- EXERCISE DIRECTIONS -
All of the data should be output character for character, except the pictures.

------------------------------------------------

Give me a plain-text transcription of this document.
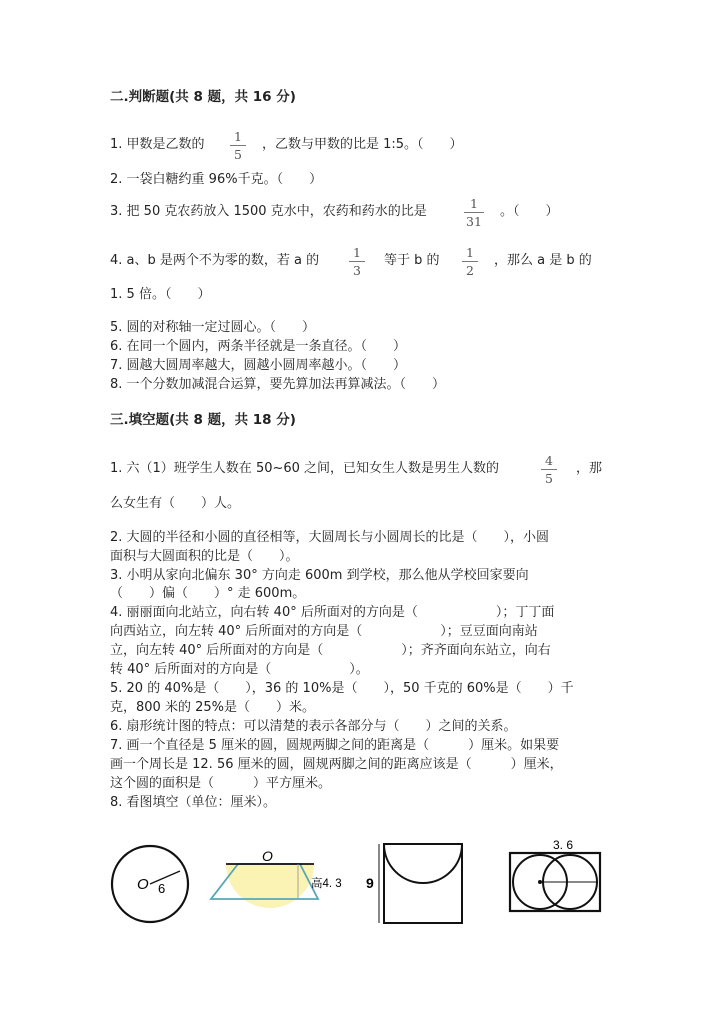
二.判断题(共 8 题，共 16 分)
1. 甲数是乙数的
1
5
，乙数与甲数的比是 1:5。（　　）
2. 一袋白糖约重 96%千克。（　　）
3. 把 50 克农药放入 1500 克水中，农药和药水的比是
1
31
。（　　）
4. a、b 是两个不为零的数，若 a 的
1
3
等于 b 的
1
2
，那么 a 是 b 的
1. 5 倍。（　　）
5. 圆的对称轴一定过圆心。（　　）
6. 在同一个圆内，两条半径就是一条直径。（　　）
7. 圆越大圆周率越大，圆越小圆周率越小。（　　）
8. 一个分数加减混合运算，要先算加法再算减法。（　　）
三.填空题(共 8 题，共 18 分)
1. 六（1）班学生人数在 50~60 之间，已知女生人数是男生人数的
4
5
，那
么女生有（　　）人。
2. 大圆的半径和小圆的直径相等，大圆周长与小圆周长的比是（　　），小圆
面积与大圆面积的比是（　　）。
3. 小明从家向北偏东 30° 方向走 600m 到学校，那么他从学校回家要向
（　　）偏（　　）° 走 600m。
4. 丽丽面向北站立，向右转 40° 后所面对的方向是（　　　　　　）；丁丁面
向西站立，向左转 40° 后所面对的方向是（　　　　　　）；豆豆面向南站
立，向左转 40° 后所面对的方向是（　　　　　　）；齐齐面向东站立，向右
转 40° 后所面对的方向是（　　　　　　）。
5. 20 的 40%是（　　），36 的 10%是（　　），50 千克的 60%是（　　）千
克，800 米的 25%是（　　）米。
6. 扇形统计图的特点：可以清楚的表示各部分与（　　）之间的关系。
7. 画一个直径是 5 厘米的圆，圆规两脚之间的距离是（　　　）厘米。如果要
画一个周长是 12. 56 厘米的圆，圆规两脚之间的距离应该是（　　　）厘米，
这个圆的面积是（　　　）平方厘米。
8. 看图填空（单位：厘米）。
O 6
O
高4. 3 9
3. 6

------------------------------------------------

- THE COMPLETED TASK -
Give me a plain-text transcription of this document.
二.判断题(共 8 题，共 16 分)
1. 甲数是乙数的
1
5
，乙数与甲数的比是 1:5。（　　）
2. 一袋白糖约重 96%千克。（　　）
3. 把 50 克农药放入 1500 克水中，农药和药水的比是
1
31
。（　　）
4. a、b 是两个不为零的数，若 a 的
1
3
等于 b 的
1
2
，那么 a 是 b 的
1. 5 倍。（　　）
5. 圆的对称轴一定过圆心。（　　）
6. 在同一个圆内，两条半径就是一条直径。（　　）
7. 圆越大圆周率越大，圆越小圆周率越小。（　　）
8. 一个分数加减混合运算，要先算加法再算减法。（　　）
三.填空题(共 8 题，共 18 分)
1. 六（1）班学生人数在 50~60 之间，已知女生人数是男生人数的
4
5
，那
么女生有（　　）人。
2. 大圆的半径和小圆的直径相等，大圆周长与小圆周长的比是（　　），小圆
面积与大圆面积的比是（　　）。
3. 小明从家向北偏东 30° 方向走 600m 到学校，那么他从学校回家要向
（　　）偏（　　）° 走 600m。
4. 丽丽面向北站立，向右转 40° 后所面对的方向是（　　　　　　）；丁丁面
向西站立，向左转 40° 后所面对的方向是（　　　　　　）；豆豆面向南站
立，向左转 40° 后所面对的方向是（　　　　　　）；齐齐面向东站立，向右
转 40° 后所面对的方向是（　　　　　　）。
5. 20 的 40%是（　　），36 的 10%是（　　），50 千克的 60%是（　　）千
克，800 米的 25%是（　　）米。
6. 扇形统计图的特点：可以清楚的表示各部分与（　　）之间的关系。
7. 画一个直径是 5 厘米的圆，圆规两脚之间的距离是（　　　）厘米。如果要
画一个周长是 12. 56 厘米的圆，圆规两脚之间的距离应该是（　　　）厘米，
这个圆的面积是（　　　）平方厘米。
8. 看图填空（单位：厘米）。
O 6
O
高4. 3 9
3. 6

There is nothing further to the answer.